• REQUIREMENTS:
The records below are to be repeated in full, exactly as they are.

• PROVIDED INFORMATION:

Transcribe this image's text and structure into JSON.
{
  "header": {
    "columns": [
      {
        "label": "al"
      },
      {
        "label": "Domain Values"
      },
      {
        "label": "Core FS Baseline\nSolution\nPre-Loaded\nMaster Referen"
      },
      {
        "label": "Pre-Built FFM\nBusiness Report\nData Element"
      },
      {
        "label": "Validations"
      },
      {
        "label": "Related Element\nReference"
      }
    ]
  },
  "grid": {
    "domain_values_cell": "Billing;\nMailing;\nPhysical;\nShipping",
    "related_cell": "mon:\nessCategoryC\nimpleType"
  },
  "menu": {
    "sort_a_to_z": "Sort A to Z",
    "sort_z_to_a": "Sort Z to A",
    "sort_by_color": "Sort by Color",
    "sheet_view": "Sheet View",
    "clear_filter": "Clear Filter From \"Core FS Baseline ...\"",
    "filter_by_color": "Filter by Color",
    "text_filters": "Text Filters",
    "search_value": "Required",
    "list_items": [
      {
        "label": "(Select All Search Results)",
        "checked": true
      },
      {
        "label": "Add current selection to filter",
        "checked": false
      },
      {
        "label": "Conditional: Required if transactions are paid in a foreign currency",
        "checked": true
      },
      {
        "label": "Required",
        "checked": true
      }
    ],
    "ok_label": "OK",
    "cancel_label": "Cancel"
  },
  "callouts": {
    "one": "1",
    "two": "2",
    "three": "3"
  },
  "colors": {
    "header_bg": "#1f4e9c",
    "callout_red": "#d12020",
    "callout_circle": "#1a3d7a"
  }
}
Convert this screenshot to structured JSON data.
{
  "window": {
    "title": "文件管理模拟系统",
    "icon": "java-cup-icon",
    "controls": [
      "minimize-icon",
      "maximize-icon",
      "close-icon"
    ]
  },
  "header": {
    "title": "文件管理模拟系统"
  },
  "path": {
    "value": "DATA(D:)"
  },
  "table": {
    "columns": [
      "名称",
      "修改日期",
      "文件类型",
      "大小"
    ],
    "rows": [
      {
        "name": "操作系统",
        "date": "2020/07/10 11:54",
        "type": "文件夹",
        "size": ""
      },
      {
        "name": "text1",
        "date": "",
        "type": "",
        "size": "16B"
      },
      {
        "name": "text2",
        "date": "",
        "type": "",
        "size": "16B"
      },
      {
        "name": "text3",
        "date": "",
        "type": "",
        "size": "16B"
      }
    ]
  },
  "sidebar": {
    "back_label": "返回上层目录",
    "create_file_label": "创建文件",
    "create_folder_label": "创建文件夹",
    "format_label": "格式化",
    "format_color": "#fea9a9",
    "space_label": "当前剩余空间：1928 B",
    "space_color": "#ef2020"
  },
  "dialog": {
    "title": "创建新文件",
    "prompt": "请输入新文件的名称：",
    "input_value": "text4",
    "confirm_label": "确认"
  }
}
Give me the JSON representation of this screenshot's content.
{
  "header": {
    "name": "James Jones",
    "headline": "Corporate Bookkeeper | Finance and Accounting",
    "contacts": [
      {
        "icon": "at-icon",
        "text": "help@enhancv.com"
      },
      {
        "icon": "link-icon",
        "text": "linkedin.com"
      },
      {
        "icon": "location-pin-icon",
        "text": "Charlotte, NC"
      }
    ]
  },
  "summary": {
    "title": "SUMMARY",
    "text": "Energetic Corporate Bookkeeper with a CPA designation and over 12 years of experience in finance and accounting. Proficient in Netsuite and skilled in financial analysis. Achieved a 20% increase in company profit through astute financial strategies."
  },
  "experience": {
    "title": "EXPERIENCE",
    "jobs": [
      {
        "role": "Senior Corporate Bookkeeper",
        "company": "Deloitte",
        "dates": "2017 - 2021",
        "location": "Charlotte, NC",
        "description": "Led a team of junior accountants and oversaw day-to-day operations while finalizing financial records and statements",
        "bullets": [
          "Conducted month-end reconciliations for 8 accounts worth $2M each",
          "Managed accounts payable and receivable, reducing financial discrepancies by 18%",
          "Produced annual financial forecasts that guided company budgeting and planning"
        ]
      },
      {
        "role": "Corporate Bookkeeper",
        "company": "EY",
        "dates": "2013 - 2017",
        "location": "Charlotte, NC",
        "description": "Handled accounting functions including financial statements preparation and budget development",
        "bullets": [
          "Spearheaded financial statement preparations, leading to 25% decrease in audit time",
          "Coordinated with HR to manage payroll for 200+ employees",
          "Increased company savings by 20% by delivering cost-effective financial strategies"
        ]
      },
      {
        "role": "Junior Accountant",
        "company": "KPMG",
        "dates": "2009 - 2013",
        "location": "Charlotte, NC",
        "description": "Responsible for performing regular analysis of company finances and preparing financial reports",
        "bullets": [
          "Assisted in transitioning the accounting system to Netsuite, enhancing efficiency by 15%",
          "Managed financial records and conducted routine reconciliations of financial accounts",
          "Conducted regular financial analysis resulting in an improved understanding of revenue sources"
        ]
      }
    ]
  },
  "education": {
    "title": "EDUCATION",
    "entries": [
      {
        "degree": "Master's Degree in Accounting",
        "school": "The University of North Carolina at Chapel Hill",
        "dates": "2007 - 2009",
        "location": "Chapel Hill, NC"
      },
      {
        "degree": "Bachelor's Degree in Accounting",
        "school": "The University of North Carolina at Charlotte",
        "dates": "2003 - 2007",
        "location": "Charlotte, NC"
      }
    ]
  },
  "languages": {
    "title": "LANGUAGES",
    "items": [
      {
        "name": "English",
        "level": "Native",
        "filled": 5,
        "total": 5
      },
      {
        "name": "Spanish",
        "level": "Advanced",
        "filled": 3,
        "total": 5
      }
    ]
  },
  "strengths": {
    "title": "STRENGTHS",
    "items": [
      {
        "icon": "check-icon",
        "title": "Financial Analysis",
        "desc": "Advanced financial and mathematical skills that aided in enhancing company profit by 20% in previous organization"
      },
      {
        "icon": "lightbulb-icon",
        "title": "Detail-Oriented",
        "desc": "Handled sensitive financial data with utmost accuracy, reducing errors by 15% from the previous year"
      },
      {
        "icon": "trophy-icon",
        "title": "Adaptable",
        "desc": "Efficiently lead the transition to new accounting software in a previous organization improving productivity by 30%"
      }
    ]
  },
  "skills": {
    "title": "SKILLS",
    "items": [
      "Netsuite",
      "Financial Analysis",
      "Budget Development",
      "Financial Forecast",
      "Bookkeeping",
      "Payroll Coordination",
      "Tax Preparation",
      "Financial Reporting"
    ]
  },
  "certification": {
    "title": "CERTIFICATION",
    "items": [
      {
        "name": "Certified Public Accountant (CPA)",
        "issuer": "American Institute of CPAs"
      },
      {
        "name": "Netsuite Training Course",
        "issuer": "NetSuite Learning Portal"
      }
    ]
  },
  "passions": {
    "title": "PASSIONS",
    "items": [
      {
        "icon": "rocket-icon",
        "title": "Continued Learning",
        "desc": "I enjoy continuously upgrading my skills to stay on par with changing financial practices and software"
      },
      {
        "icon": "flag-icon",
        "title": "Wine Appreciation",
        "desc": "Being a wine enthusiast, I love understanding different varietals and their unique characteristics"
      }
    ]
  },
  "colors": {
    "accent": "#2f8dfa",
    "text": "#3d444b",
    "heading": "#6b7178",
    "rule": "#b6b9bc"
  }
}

• ANSWER TO THE EXERCISE:
Transcribe this image's text and structure into JSON.
{
  "header": {
    "columns": [
      {
        "label": "al"
      },
      {
        "label": "Domain Values"
      },
      {
        "label": "Core FS Baseline\nSolution\nPre-Loaded\nMaster Referen"
      },
      {
        "label": "Pre-Built FFM\nBusiness Report\nData Element"
      },
      {
        "label": "Validations"
      },
      {
        "label": "Related Element\nReference"
      }
    ]
  },
  "grid": {
    "domain_values_cell": "Billing;\nMailing;\nPhysical;\nShipping",
    "related_cell": "mon:\nessCategoryC\nimpleType"
  },
  "menu": {
    "sort_a_to_z": "Sort A to Z",
    "sort_z_to_a": "Sort Z to A",
    "sort_by_color": "Sort by Color",
    "sheet_view": "Sheet View",
    "clear_filter": "Clear Filter From \"Core FS Baseline ...\"",
    "filter_by_color": "Filter by Color",
    "text_filters": "Text Filters",
    "search_value": "Required",
    "list_items": [
      {
        "label": "(Select All Search Results)",
        "checked": true
      },
      {
        "label": "Add current selection to filter",
        "checked": false
      },
      {
        "label": "Conditional: Required if transactions are paid in a foreign currency",
        "checked": true
      },
      {
        "label": "Required",
        "checked": true
      }
    ],
    "ok_label": "OK",
    "cancel_label": "Cancel"
  },
  "callouts": {
    "one": "1",
    "two": "2",
    "three": "3"
  },
  "colors": {
    "header_bg": "#1f4e9c",
    "callout_red": "#d12020",
    "callout_circle": "#1a3d7a"
  }
}
Convert this screenshot to structured JSON data.
{
  "window": {
    "title": "文件管理模拟系统",
    "icon": "java-cup-icon",
    "controls": [
      "minimize-icon",
      "maximize-icon",
      "close-icon"
    ]
  },
  "header": {
    "title": "文件管理模拟系统"
  },
  "path": {
    "value": "DATA(D:)"
  },
  "table": {
    "columns": [
      "名称",
      "修改日期",
      "文件类型",
      "大小"
    ],
    "rows": [
      {
        "name": "操作系统",
        "date": "2020/07/10 11:54",
        "type": "文件夹",
        "size": ""
      },
      {
        "name": "text1",
        "date": "",
        "type": "",
        "size": "16B"
      },
      {
        "name": "text2",
        "date": "",
        "type": "",
        "size": "16B"
      },
      {
        "name": "text3",
        "date": "",
        "type": "",
        "size": "16B"
      }
    ]
  },
  "sidebar": {
    "back_label": "返回上层目录",
    "create_file_label": "创建文件",
    "create_folder_label": "创建文件夹",
    "format_label": "格式化",
    "format_color": "#fea9a9",
    "space_label": "当前剩余空间：1928 B",
    "space_color": "#ef2020"
  },
  "dialog": {
    "title": "创建新文件",
    "prompt": "请输入新文件的名称：",
    "input_value": "text4",
    "confirm_label": "确认"
  }
}
Give me the JSON representation of this screenshot's content.
{
  "header": {
    "name": "James Jones",
    "headline": "Corporate Bookkeeper | Finance and Accounting",
    "contacts": [
      {
        "icon": "at-icon",
        "text": "help@enhancv.com"
      },
      {
        "icon": "link-icon",
        "text": "linkedin.com"
      },
      {
        "icon": "location-pin-icon",
        "text": "Charlotte, NC"
      }
    ]
  },
  "summary": {
    "title": "SUMMARY",
    "text": "Energetic Corporate Bookkeeper with a CPA designation and over 12 years of experience in finance and accounting. Proficient in Netsuite and skilled in financial analysis. Achieved a 20% increase in company profit through astute financial strategies."
  },
  "experience": {
    "title": "EXPERIENCE",
    "jobs": [
      {
        "role": "Senior Corporate Bookkeeper",
        "company": "Deloitte",
        "dates": "2017 - 2021",
        "location": "Charlotte, NC",
        "description": "Led a team of junior accountants and oversaw day-to-day operations while finalizing financial records and statements",
        "bullets": [
          "Conducted month-end reconciliations for 8 accounts worth $2M each",
          "Managed accounts payable and receivable, reducing financial discrepancies by 18%",
          "Produced annual financial forecasts that guided company budgeting and planning"
        ]
      },
      {
        "role": "Corporate Bookkeeper",
        "company": "EY",
        "dates": "2013 - 2017",
        "location": "Charlotte, NC",
        "description": "Handled accounting functions including financial statements preparation and budget development",
        "bullets": [
          "Spearheaded financial statement preparations, leading to 25% decrease in audit time",
          "Coordinated with HR to manage payroll for 200+ employees",
          "Increased company savings by 20% by delivering cost-effective financial strategies"
        ]
      },
      {
        "role": "Junior Accountant",
        "company": "KPMG",
        "dates": "2009 - 2013",
        "location": "Charlotte, NC",
        "description": "Responsible for performing regular analysis of company finances and preparing financial reports",
        "bullets": [
          "Assisted in transitioning the accounting system to Netsuite, enhancing efficiency by 15%",
          "Managed financial records and conducted routine reconciliations of financial accounts",
          "Conducted regular financial analysis resulting in an improved understanding of revenue sources"
        ]
      }
    ]
  },
  "education": {
    "title": "EDUCATION",
    "entries": [
      {
        "degree": "Master's Degree in Accounting",
        "school": "The University of North Carolina at Chapel Hill",
        "dates": "2007 - 2009",
        "location": "Chapel Hill, NC"
      },
      {
        "degree": "Bachelor's Degree in Accounting",
        "school": "The University of North Carolina at Charlotte",
        "dates": "2003 - 2007",
        "location": "Charlotte, NC"
      }
    ]
  },
  "languages": {
    "title": "LANGUAGES",
    "items": [
      {
        "name": "English",
        "level": "Native",
        "filled": 5,
        "total": 5
      },
      {
        "name": "Spanish",
        "level": "Advanced",
        "filled": 3,
        "total": 5
      }
    ]
  },
  "strengths": {
    "title": "STRENGTHS",
    "items": [
      {
        "icon": "check-icon",
        "title": "Financial Analysis",
        "desc": "Advanced financial and mathematical skills that aided in enhancing company profit by 20% in previous organization"
      },
      {
        "icon": "lightbulb-icon",
        "title": "Detail-Oriented",
        "desc": "Handled sensitive financial data with utmost accuracy, reducing errors by 15% from the previous year"
      },
      {
        "icon": "trophy-icon",
        "title": "Adaptable",
        "desc": "Efficiently lead the transition to new accounting software in a previous organization improving productivity by 30%"
      }
    ]
  },
  "skills": {
    "title": "SKILLS",
    "items": [
      "Netsuite",
      "Financial Analysis",
      "Budget Development",
      "Financial Forecast",
      "Bookkeeping",
      "Payroll Coordination",
      "Tax Preparation",
      "Financial Reporting"
    ]
  },
  "certification": {
    "title": "CERTIFICATION",
    "items": [
      {
        "name": "Certified Public Accountant (CPA)",
        "issuer": "American Institute of CPAs"
      },
      {
        "name": "Netsuite Training Course",
        "issuer": "NetSuite Learning Portal"
      }
    ]
  },
  "passions": {
    "title": "PASSIONS",
    "items": [
      {
        "icon": "rocket-icon",
        "title": "Continued Learning",
        "desc": "I enjoy continuously upgrading my skills to stay on par with changing financial practices and software"
      },
      {
        "icon": "flag-icon",
        "title": "Wine Appreciation",
        "desc": "Being a wine enthusiast, I love understanding different varietals and their unique characteristics"
      }
    ]
  },
  "colors": {
    "accent": "#2f8dfa",
    "text": "#3d444b",
    "heading": "#6b7178",
    "rule": "#b6b9bc"
  }
}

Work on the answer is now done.